======== Data
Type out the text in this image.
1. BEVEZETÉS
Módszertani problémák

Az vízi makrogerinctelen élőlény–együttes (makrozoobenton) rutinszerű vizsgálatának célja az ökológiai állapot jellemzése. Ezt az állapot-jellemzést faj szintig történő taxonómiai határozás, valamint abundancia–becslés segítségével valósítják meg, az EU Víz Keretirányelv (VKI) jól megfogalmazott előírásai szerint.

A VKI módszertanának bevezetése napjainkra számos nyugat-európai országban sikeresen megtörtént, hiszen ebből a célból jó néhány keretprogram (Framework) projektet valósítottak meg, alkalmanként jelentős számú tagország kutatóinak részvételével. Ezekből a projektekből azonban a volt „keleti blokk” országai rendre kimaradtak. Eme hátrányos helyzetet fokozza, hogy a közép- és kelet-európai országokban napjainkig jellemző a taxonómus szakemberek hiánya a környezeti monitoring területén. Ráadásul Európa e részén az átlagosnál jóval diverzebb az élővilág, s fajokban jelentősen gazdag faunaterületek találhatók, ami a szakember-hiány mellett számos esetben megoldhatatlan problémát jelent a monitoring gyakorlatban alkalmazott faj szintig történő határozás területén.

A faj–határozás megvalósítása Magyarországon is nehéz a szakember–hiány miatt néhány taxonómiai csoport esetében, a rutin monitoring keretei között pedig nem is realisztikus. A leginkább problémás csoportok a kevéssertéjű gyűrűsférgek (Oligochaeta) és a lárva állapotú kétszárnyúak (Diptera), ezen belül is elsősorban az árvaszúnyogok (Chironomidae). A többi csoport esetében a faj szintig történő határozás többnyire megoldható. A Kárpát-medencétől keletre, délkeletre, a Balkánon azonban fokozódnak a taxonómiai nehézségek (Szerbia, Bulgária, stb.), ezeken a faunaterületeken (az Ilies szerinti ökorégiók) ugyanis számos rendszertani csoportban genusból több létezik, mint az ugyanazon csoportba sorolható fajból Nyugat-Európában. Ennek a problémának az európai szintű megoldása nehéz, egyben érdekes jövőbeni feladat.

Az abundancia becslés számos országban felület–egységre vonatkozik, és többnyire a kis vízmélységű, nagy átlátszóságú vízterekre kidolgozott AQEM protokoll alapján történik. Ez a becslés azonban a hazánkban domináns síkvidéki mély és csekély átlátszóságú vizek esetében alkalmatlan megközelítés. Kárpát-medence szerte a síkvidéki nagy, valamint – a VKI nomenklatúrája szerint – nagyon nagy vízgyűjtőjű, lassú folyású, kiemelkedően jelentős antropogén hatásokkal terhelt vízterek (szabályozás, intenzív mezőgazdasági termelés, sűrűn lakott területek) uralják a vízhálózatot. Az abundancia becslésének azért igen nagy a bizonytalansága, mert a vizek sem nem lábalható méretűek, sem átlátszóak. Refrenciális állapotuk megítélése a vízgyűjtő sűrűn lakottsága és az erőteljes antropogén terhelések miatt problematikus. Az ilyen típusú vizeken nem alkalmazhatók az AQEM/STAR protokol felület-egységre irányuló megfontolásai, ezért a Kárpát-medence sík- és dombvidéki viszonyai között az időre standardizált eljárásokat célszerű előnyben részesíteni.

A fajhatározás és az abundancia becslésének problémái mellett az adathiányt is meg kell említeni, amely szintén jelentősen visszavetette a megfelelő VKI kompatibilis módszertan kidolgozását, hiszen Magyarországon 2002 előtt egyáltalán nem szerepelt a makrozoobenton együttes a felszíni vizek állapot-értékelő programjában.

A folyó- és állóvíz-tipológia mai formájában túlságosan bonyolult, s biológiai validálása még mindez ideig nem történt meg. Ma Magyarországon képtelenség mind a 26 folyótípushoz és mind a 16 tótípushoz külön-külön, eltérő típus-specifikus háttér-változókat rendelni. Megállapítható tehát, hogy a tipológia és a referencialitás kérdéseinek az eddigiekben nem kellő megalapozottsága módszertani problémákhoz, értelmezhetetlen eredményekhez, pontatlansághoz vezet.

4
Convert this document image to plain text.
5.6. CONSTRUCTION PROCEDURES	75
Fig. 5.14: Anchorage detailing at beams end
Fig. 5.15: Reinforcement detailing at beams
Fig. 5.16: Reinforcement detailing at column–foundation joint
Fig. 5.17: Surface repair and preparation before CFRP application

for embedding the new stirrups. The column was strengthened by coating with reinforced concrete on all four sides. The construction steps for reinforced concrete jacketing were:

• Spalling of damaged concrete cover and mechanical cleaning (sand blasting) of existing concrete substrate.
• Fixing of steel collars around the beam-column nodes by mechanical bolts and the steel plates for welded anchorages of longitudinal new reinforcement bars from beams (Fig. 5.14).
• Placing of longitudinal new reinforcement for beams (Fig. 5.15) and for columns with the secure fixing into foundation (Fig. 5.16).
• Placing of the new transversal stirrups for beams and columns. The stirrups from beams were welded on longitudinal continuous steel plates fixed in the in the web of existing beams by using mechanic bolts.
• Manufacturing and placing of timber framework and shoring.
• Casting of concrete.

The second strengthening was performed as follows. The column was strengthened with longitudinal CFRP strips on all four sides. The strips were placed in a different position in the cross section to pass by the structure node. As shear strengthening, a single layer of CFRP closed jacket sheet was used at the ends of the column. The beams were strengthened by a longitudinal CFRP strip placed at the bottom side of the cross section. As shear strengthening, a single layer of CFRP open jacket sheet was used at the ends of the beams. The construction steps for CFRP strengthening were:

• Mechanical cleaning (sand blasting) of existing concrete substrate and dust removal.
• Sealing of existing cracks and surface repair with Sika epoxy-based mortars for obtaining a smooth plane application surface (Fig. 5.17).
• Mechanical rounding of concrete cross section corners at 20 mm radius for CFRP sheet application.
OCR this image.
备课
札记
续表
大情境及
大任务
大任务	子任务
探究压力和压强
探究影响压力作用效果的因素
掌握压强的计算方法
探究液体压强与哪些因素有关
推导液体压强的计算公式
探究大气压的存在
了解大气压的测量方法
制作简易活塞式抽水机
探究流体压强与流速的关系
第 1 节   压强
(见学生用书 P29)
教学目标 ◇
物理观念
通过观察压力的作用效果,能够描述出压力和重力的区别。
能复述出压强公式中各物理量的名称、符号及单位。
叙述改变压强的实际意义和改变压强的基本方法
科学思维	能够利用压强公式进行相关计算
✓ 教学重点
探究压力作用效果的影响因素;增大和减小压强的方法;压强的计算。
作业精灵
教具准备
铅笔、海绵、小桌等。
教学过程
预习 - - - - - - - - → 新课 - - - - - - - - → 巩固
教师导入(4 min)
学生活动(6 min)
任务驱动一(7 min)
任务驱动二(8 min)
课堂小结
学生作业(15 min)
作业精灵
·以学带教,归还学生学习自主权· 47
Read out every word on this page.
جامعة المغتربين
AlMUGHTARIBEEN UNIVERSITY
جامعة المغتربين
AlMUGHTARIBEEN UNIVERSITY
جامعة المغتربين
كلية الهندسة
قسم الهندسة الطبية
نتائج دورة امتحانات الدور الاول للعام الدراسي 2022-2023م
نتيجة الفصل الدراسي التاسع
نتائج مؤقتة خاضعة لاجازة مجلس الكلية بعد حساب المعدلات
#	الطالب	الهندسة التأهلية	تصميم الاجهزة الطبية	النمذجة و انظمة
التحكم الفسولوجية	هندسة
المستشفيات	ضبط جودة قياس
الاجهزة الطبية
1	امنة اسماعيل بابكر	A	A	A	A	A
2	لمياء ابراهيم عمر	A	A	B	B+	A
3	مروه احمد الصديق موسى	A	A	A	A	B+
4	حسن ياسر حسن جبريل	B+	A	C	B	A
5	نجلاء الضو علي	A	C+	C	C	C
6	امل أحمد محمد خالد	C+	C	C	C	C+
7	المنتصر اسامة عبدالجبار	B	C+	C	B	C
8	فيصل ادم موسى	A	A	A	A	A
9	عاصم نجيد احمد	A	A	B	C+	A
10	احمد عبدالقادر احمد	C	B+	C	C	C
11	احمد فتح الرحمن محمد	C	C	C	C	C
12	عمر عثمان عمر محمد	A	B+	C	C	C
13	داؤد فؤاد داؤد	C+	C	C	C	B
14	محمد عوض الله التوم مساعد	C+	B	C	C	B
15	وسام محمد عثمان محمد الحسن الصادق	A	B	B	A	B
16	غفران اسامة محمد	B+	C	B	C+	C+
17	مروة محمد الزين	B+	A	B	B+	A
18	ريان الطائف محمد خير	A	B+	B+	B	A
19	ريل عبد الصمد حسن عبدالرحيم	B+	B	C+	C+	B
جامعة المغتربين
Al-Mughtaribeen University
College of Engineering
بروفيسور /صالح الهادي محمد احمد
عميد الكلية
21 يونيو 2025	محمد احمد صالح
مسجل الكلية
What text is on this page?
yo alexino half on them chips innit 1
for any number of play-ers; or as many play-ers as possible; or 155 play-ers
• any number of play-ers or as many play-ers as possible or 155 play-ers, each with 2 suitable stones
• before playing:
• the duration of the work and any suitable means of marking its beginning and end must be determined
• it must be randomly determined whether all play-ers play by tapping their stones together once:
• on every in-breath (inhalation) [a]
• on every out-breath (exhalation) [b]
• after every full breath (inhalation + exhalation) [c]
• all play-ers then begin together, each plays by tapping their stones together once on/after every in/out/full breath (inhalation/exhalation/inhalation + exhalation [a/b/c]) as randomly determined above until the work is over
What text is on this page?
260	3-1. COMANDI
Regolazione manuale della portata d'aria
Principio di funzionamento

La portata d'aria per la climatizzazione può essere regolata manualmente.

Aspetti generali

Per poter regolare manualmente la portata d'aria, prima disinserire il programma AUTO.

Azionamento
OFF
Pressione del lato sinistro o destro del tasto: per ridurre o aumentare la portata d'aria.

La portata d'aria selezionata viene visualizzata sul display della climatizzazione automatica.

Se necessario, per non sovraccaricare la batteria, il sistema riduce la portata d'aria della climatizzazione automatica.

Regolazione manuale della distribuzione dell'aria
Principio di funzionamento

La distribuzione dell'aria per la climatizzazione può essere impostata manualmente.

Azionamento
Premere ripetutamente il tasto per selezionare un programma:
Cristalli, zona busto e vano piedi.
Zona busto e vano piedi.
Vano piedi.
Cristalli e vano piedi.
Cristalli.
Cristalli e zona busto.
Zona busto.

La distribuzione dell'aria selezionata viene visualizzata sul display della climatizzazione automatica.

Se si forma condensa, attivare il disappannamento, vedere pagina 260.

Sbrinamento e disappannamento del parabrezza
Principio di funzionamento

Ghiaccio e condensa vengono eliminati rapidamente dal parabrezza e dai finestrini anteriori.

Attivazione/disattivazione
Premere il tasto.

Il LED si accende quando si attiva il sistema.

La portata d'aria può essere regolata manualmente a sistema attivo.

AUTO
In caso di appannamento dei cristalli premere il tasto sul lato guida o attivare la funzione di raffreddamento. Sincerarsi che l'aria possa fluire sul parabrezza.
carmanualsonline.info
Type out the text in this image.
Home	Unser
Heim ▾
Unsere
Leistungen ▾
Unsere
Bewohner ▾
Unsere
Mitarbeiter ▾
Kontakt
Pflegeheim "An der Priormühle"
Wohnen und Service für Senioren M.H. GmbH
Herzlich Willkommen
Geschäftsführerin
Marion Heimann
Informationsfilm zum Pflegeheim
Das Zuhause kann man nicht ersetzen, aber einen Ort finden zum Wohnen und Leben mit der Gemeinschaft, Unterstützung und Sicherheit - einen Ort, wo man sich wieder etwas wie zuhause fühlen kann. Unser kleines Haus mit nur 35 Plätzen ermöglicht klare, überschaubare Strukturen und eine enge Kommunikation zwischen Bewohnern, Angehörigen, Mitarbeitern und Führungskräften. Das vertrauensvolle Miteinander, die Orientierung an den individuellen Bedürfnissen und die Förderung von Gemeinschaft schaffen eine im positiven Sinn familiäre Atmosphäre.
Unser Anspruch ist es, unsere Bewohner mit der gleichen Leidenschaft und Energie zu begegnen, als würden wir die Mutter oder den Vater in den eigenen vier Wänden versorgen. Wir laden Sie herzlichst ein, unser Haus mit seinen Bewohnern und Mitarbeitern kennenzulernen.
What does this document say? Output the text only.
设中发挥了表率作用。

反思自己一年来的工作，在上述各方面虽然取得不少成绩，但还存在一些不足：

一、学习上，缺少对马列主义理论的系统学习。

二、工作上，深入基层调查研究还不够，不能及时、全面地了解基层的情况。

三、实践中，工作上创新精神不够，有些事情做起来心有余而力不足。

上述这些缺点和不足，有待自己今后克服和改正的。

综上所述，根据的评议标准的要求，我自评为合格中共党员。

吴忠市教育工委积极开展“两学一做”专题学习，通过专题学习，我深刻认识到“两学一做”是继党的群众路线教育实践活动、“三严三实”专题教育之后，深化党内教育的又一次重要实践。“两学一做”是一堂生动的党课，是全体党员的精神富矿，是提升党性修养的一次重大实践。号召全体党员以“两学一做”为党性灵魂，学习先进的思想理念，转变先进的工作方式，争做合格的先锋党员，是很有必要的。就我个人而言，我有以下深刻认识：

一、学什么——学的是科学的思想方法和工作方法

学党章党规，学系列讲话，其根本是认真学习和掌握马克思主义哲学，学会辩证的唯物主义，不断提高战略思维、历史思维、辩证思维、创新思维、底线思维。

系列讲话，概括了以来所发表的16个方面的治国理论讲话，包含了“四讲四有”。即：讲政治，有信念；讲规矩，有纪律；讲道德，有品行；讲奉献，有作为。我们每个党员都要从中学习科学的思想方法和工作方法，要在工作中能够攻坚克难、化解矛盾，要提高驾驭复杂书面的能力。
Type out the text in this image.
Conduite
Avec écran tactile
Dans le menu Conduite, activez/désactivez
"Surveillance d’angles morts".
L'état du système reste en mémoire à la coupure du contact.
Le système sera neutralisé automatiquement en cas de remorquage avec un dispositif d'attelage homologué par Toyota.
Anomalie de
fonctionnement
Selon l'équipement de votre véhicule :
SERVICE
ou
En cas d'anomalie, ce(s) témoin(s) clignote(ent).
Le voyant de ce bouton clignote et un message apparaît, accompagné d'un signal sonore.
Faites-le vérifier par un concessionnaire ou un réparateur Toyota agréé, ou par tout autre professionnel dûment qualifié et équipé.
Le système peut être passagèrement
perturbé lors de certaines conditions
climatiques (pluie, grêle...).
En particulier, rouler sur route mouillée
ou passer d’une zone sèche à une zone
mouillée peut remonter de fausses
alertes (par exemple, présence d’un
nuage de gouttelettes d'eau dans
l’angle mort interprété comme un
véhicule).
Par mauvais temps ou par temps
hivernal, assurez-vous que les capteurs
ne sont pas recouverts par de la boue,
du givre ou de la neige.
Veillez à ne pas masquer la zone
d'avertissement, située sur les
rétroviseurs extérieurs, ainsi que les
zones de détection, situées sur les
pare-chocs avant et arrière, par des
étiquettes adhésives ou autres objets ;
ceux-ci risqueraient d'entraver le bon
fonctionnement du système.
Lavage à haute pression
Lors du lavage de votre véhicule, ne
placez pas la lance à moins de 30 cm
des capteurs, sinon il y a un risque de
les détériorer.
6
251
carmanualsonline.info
================
# Set task
Reply with only the number of lines in the material above where the string "beams" appears.

# Output for this exercise
6